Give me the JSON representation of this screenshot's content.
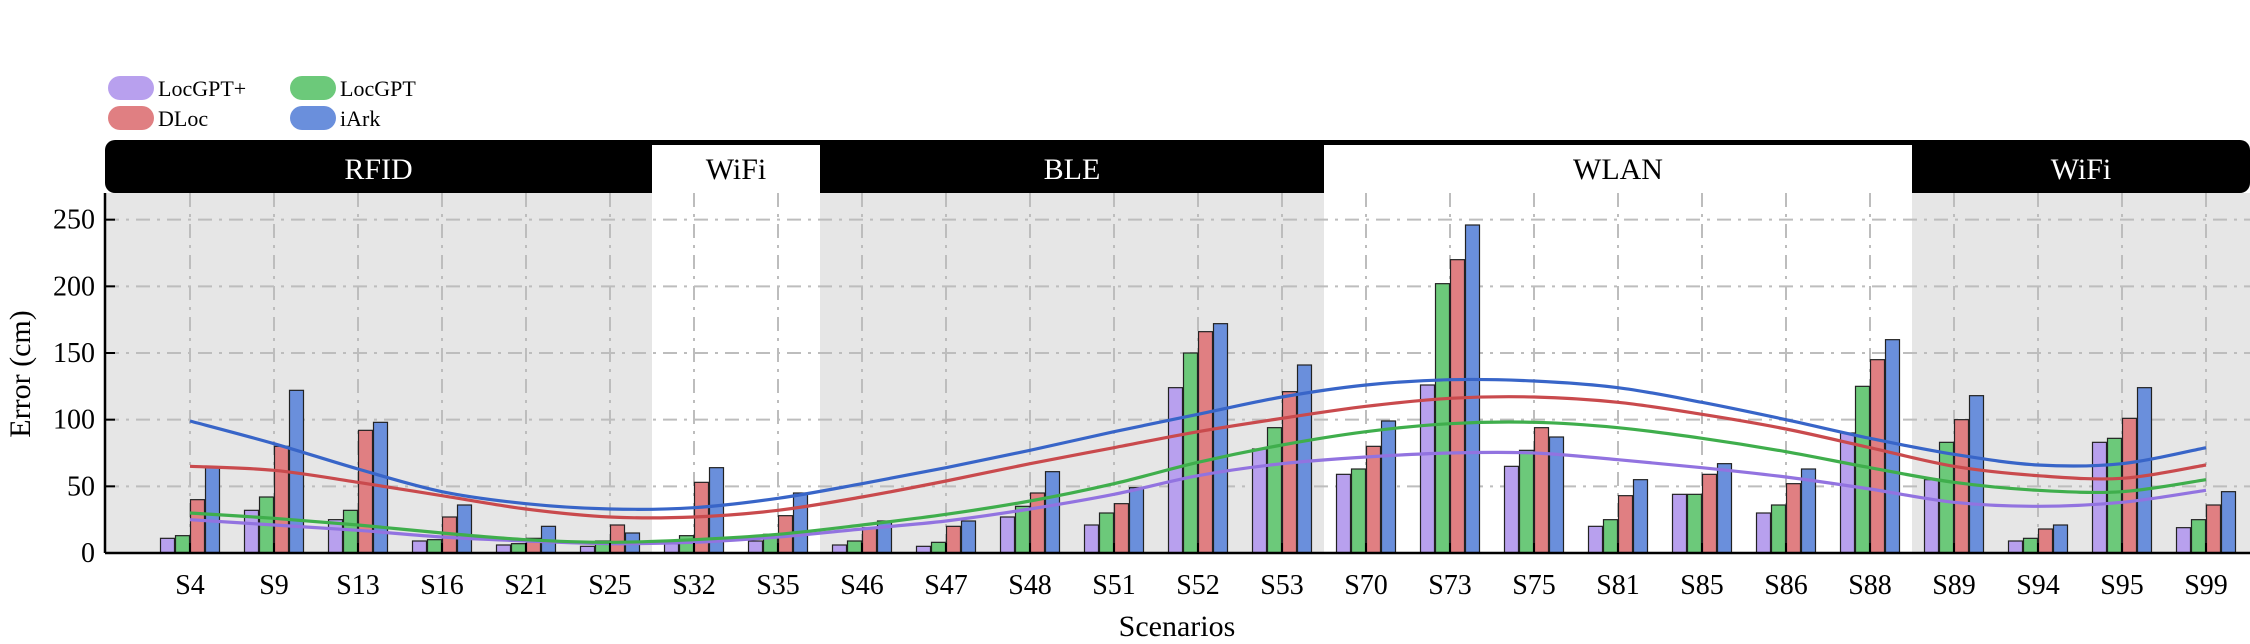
{
  "chart_data": {
    "type": "bar",
    "title": "",
    "xlabel": "Scenarios",
    "ylabel": "Error (cm)",
    "ylim": [
      0,
      270
    ],
    "yticks": [
      0,
      50,
      100,
      150,
      200,
      250
    ],
    "grid": true,
    "legend_position": "top-left",
    "categories": [
      "S4",
      "S9",
      "S13",
      "S16",
      "S21",
      "S25",
      "S32",
      "S35",
      "S46",
      "S47",
      "S48",
      "S51",
      "S52",
      "S53",
      "S70",
      "S73",
      "S75",
      "S81",
      "S85",
      "S86",
      "S88",
      "S89",
      "S94",
      "S95",
      "S99"
    ],
    "bands": [
      {
        "label": "RFID",
        "start": 0,
        "end": 5,
        "style": "dark"
      },
      {
        "label": "WiFi",
        "start": 6,
        "end": 7,
        "style": "light"
      },
      {
        "label": "BLE",
        "start": 8,
        "end": 13,
        "style": "dark"
      },
      {
        "label": "WLAN",
        "start": 14,
        "end": 20,
        "style": "light"
      },
      {
        "label": "WiFi",
        "start": 21,
        "end": 24,
        "style": "dark"
      }
    ],
    "series": [
      {
        "name": "LocGPT+",
        "color": "#b8a0ee",
        "values": [
          11,
          32,
          25,
          9,
          6,
          5,
          7,
          9,
          6,
          5,
          27,
          21,
          124,
          78,
          59,
          126,
          65,
          20,
          44,
          30,
          90,
          55,
          9,
          83,
          19
        ],
        "trend": [
          25,
          21,
          17,
          12,
          9,
          7,
          8,
          12,
          18,
          24,
          33,
          44,
          58,
          67,
          72,
          75,
          75,
          70,
          64,
          57,
          48,
          38,
          35,
          38,
          47
        ]
      },
      {
        "name": "LocGPT",
        "color": "#6cc97a",
        "values": [
          13,
          42,
          32,
          10,
          7,
          9,
          13,
          14,
          9,
          8,
          35,
          30,
          150,
          94,
          63,
          202,
          77,
          25,
          44,
          36,
          125,
          83,
          11,
          86,
          25
        ],
        "trend": [
          30,
          26,
          21,
          15,
          10,
          8,
          10,
          14,
          21,
          29,
          39,
          52,
          68,
          81,
          91,
          97,
          98,
          94,
          86,
          76,
          64,
          53,
          47,
          46,
          55
        ]
      },
      {
        "name": "DLoc",
        "color": "#e07f82",
        "values": [
          40,
          80,
          92,
          27,
          11,
          21,
          53,
          28,
          19,
          20,
          45,
          37,
          166,
          121,
          80,
          220,
          94,
          43,
          59,
          52,
          145,
          100,
          18,
          101,
          36
        ],
        "trend": [
          65,
          62,
          53,
          43,
          33,
          27,
          27,
          32,
          42,
          54,
          67,
          79,
          91,
          101,
          110,
          116,
          117,
          113,
          104,
          93,
          79,
          65,
          58,
          56,
          66
        ]
      },
      {
        "name": "iArk",
        "color": "#6a8fdc",
        "values": [
          64,
          122,
          98,
          36,
          20,
          15,
          64,
          45,
          24,
          24,
          61,
          49,
          172,
          141,
          99,
          246,
          87,
          55,
          67,
          63,
          160,
          118,
          21,
          124,
          46
        ],
        "trend": [
          99,
          82,
          63,
          46,
          37,
          33,
          34,
          41,
          52,
          64,
          77,
          91,
          104,
          117,
          126,
          130,
          129,
          124,
          113,
          100,
          86,
          74,
          66,
          67,
          79
        ]
      }
    ],
    "trend_line_colors": [
      "#9273e0",
      "#3fae4c",
      "#c94a4d",
      "#3865c8"
    ]
  }
}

Requirements: Exclude every picture and copy the remaining data exactly.

Task solution:
Give me the JSON representation of this screenshot's content.
{
  "chart_data": {
    "type": "bar",
    "title": "",
    "xlabel": "Scenarios",
    "ylabel": "Error (cm)",
    "ylim": [
      0,
      270
    ],
    "yticks": [
      0,
      50,
      100,
      150,
      200,
      250
    ],
    "grid": true,
    "legend_position": "top-left",
    "categories": [
      "S4",
      "S9",
      "S13",
      "S16",
      "S21",
      "S25",
      "S32",
      "S35",
      "S46",
      "S47",
      "S48",
      "S51",
      "S52",
      "S53",
      "S70",
      "S73",
      "S75",
      "S81",
      "S85",
      "S86",
      "S88",
      "S89",
      "S94",
      "S95",
      "S99"
    ],
    "bands": [
      {
        "label": "RFID",
        "start": 0,
        "end": 5,
        "style": "dark"
      },
      {
        "label": "WiFi",
        "start": 6,
        "end": 7,
        "style": "light"
      },
      {
        "label": "BLE",
        "start": 8,
        "end": 13,
        "style": "dark"
      },
      {
        "label": "WLAN",
        "start": 14,
        "end": 20,
        "style": "light"
      },
      {
        "label": "WiFi",
        "start": 21,
        "end": 24,
        "style": "dark"
      }
    ],
    "series": [
      {
        "name": "LocGPT+",
        "color": "#b8a0ee",
        "values": [
          11,
          32,
          25,
          9,
          6,
          5,
          7,
          9,
          6,
          5,
          27,
          21,
          124,
          78,
          59,
          126,
          65,
          20,
          44,
          30,
          90,
          55,
          9,
          83,
          19
        ],
        "trend": [
          25,
          21,
          17,
          12,
          9,
          7,
          8,
          12,
          18,
          24,
          33,
          44,
          58,
          67,
          72,
          75,
          75,
          70,
          64,
          57,
          48,
          38,
          35,
          38,
          47
        ]
      },
      {
        "name": "LocGPT",
        "color": "#6cc97a",
        "values": [
          13,
          42,
          32,
          10,
          7,
          9,
          13,
          14,
          9,
          8,
          35,
          30,
          150,
          94,
          63,
          202,
          77,
          25,
          44,
          36,
          125,
          83,
          11,
          86,
          25
        ],
        "trend": [
          30,
          26,
          21,
          15,
          10,
          8,
          10,
          14,
          21,
          29,
          39,
          52,
          68,
          81,
          91,
          97,
          98,
          94,
          86,
          76,
          64,
          53,
          47,
          46,
          55
        ]
      },
      {
        "name": "DLoc",
        "color": "#e07f82",
        "values": [
          40,
          80,
          92,
          27,
          11,
          21,
          53,
          28,
          19,
          20,
          45,
          37,
          166,
          121,
          80,
          220,
          94,
          43,
          59,
          52,
          145,
          100,
          18,
          101,
          36
        ],
        "trend": [
          65,
          62,
          53,
          43,
          33,
          27,
          27,
          32,
          42,
          54,
          67,
          79,
          91,
          101,
          110,
          116,
          117,
          113,
          104,
          93,
          79,
          65,
          58,
          56,
          66
        ]
      },
      {
        "name": "iArk",
        "color": "#6a8fdc",
        "values": [
          64,
          122,
          98,
          36,
          20,
          15,
          64,
          45,
          24,
          24,
          61,
          49,
          172,
          141,
          99,
          246,
          87,
          55,
          67,
          63,
          160,
          118,
          21,
          124,
          46
        ],
        "trend": [
          99,
          82,
          63,
          46,
          37,
          33,
          34,
          41,
          52,
          64,
          77,
          91,
          104,
          117,
          126,
          130,
          129,
          124,
          113,
          100,
          86,
          74,
          66,
          67,
          79
        ]
      }
    ],
    "trend_line_colors": [
      "#9273e0",
      "#3fae4c",
      "#c94a4d",
      "#3865c8"
    ]
  }
}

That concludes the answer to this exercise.